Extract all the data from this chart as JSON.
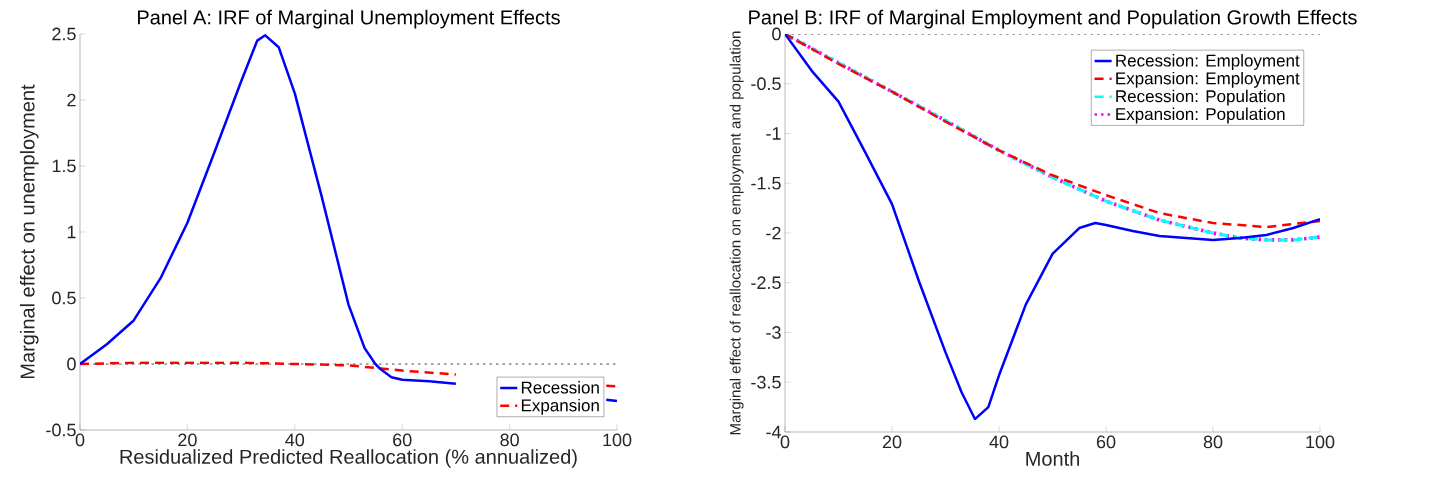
{
  "chart_data": [
    {
      "type": "line",
      "title": "Panel A: IRF of Marginal Unemployment Effects",
      "xlabel": "Residualized Predicted Reallocation (% annualized)",
      "ylabel": "Marginal effect on unemployment",
      "xlim": [
        0,
        100
      ],
      "ylim": [
        -0.5,
        2.5
      ],
      "xticks": [
        0,
        20,
        40,
        60,
        80,
        100
      ],
      "yticks": [
        -0.5,
        0,
        0.5,
        1,
        1.5,
        2,
        2.5
      ],
      "legend": "bottom right",
      "series": [
        {
          "name": "Recession",
          "color": "#0000ff",
          "line_style": "solid",
          "x": [
            0,
            5,
            10,
            15,
            20,
            25,
            30,
            33,
            34.5,
            37,
            40,
            45,
            50,
            53,
            55,
            56,
            58,
            60,
            65,
            70,
            72,
            96,
            98,
            100
          ],
          "values": [
            0,
            0.15,
            0.33,
            0.65,
            1.07,
            1.6,
            2.14,
            2.45,
            2.49,
            2.4,
            2.05,
            1.27,
            0.45,
            0.12,
            0.0,
            -0.04,
            -0.1,
            -0.12,
            -0.13,
            -0.15,
            null,
            null,
            -0.27,
            -0.28
          ]
        },
        {
          "name": "Expansion",
          "color": "#ff0000",
          "line_style": "dashed",
          "x": [
            0,
            10,
            20,
            30,
            40,
            50,
            55,
            60,
            70,
            72,
            96,
            98,
            100
          ],
          "values": [
            0,
            0.01,
            0.01,
            0.01,
            0.0,
            -0.01,
            -0.03,
            -0.05,
            -0.08,
            null,
            null,
            -0.165,
            -0.17
          ]
        }
      ],
      "ref_lines": [
        {
          "axis": "y",
          "value": 0,
          "color": "#000000",
          "line_style": "dotted"
        }
      ]
    },
    {
      "type": "line",
      "title": "Panel B: IRF of Marginal Employment and Population Growth Effects",
      "xlabel": "Month",
      "ylabel": "Marginal effect of reallocation on employment and population",
      "xlim": [
        0,
        100
      ],
      "ylim": [
        -4,
        0
      ],
      "xticks": [
        0,
        20,
        40,
        60,
        80,
        100
      ],
      "yticks": [
        -4,
        -3.5,
        -3,
        -2.5,
        -2,
        -1.5,
        -1,
        -0.5,
        0
      ],
      "legend": "top right",
      "series": [
        {
          "name": "Recession: Employment",
          "color": "#0000ff",
          "line_style": "solid",
          "x": [
            0,
            5,
            10,
            15,
            20,
            25,
            30,
            33,
            35.5,
            38,
            40,
            45,
            50,
            55,
            58,
            60,
            65,
            70,
            80,
            85,
            90,
            95,
            100
          ],
          "values": [
            0,
            -0.37,
            -0.68,
            -1.19,
            -1.71,
            -2.48,
            -3.2,
            -3.6,
            -3.87,
            -3.75,
            -3.43,
            -2.72,
            -2.21,
            -1.95,
            -1.9,
            -1.92,
            -1.98,
            -2.03,
            -2.07,
            -2.05,
            -2.02,
            -1.95,
            -1.86
          ]
        },
        {
          "name": "Expansion: Employment",
          "color": "#ff0000",
          "line_style": "dashed",
          "x": [
            0,
            10,
            20,
            30,
            40,
            50,
            60,
            70,
            80,
            90,
            100
          ],
          "values": [
            0,
            -0.3,
            -0.58,
            -0.88,
            -1.17,
            -1.42,
            -1.62,
            -1.8,
            -1.9,
            -1.94,
            -1.88
          ]
        },
        {
          "name": "Recession: Population",
          "color": "#00ffff",
          "line_style": "dashed",
          "x": [
            0,
            10,
            20,
            30,
            40,
            50,
            60,
            70,
            80,
            85,
            90,
            95,
            100
          ],
          "values": [
            0,
            -0.29,
            -0.58,
            -0.87,
            -1.17,
            -1.44,
            -1.68,
            -1.87,
            -2.0,
            -2.05,
            -2.07,
            -2.07,
            -2.04
          ]
        },
        {
          "name": "Expansion: Population",
          "color": "#ff00ff",
          "line_style": "dotted",
          "x": [
            0,
            10,
            20,
            30,
            40,
            50,
            60,
            70,
            80,
            85,
            90,
            95,
            100
          ],
          "values": [
            0,
            -0.29,
            -0.58,
            -0.87,
            -1.17,
            -1.44,
            -1.68,
            -1.87,
            -2.0,
            -2.05,
            -2.07,
            -2.07,
            -2.04
          ]
        }
      ],
      "ref_lines": [
        {
          "axis": "y",
          "value": 0,
          "color": "#000000",
          "line_style": "dotted"
        }
      ]
    }
  ]
}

----

> **EXERCISE INSTRUCTIONS**:
Gather each line of the listing containing the word "Panel" and show it.

> **RESPONSE FOR THIS EXERCISE**:
      "title": "Panel A: IRF of Marginal Unemployment Effects",
      "title": "Panel B: IRF of Marginal Employment and Population Growth Effects",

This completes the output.